§ **Directions**: Find the lines of data that contain the string "Rank", then list them.

»»

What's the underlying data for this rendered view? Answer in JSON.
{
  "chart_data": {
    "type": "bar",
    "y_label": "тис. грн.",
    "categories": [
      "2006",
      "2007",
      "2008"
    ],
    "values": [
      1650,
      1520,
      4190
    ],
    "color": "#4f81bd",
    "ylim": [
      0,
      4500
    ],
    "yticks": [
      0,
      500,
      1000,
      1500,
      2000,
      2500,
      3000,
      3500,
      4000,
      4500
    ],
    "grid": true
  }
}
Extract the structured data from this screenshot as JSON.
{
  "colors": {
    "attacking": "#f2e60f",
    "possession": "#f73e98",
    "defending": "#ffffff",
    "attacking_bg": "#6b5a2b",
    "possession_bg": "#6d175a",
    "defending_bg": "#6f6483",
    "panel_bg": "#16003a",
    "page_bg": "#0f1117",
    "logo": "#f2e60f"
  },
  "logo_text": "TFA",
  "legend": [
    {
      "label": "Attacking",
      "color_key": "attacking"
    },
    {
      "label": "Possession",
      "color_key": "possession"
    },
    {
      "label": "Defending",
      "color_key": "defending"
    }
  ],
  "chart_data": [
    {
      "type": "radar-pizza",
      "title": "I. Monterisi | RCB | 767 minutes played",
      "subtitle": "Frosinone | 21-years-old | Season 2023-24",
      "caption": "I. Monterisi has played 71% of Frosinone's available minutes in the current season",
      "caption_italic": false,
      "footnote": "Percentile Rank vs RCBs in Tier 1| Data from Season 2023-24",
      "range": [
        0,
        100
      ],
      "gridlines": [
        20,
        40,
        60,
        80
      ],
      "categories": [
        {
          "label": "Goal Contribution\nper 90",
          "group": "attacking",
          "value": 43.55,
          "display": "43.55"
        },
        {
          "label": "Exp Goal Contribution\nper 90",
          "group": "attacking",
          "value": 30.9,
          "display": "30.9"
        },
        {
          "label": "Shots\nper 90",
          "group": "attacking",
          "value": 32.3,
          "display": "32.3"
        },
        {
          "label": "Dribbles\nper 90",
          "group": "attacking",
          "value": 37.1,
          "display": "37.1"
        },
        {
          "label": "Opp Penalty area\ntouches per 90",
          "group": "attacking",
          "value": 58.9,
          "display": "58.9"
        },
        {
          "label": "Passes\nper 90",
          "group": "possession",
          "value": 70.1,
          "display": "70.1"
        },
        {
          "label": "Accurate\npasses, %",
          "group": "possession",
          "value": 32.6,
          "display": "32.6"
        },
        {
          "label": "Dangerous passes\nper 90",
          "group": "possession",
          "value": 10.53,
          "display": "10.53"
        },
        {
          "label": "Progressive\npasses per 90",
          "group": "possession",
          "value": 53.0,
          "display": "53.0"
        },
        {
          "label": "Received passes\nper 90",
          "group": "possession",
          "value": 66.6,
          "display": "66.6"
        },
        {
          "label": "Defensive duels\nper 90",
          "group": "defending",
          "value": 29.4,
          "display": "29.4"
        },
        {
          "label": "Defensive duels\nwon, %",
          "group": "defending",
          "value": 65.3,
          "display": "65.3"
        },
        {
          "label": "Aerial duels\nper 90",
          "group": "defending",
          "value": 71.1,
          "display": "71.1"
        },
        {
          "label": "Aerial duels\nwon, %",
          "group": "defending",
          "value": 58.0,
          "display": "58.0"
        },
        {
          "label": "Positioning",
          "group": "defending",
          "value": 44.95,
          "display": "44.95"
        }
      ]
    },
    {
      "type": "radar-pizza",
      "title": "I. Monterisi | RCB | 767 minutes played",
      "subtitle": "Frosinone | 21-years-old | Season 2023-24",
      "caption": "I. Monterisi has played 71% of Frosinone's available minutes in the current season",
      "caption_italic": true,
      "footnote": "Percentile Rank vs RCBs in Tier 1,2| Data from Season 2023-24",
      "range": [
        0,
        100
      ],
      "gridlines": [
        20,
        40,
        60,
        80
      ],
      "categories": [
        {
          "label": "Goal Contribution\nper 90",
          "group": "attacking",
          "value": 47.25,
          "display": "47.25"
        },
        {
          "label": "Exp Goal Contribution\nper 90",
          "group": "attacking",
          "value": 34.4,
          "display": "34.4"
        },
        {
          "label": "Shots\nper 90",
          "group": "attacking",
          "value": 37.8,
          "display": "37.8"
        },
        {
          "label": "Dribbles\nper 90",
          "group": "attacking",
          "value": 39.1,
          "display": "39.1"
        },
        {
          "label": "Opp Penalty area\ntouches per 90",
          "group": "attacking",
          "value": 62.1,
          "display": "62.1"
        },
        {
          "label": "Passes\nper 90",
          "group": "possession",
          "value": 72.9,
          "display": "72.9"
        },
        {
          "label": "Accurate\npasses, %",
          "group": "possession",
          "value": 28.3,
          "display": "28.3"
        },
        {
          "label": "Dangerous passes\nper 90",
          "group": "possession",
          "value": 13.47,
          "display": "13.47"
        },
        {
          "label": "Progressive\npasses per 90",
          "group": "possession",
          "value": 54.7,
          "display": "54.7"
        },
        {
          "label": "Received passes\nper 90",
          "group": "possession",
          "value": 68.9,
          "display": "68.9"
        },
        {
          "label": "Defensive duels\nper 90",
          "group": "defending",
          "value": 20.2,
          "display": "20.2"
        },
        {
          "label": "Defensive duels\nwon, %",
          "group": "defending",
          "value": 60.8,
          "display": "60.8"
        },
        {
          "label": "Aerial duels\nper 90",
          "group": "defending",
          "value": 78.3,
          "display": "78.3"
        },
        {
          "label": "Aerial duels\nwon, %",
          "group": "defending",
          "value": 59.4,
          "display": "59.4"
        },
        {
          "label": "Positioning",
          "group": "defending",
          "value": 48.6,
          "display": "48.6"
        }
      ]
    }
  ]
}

««

§ **Worked answer**:
      "footnote": "Percentile Rank vs RCBs in Tier 1| Data from Season 2023-24",
      "footnote": "Percentile Rank vs RCBs in Tier 1,2| Data from Season 2023-24",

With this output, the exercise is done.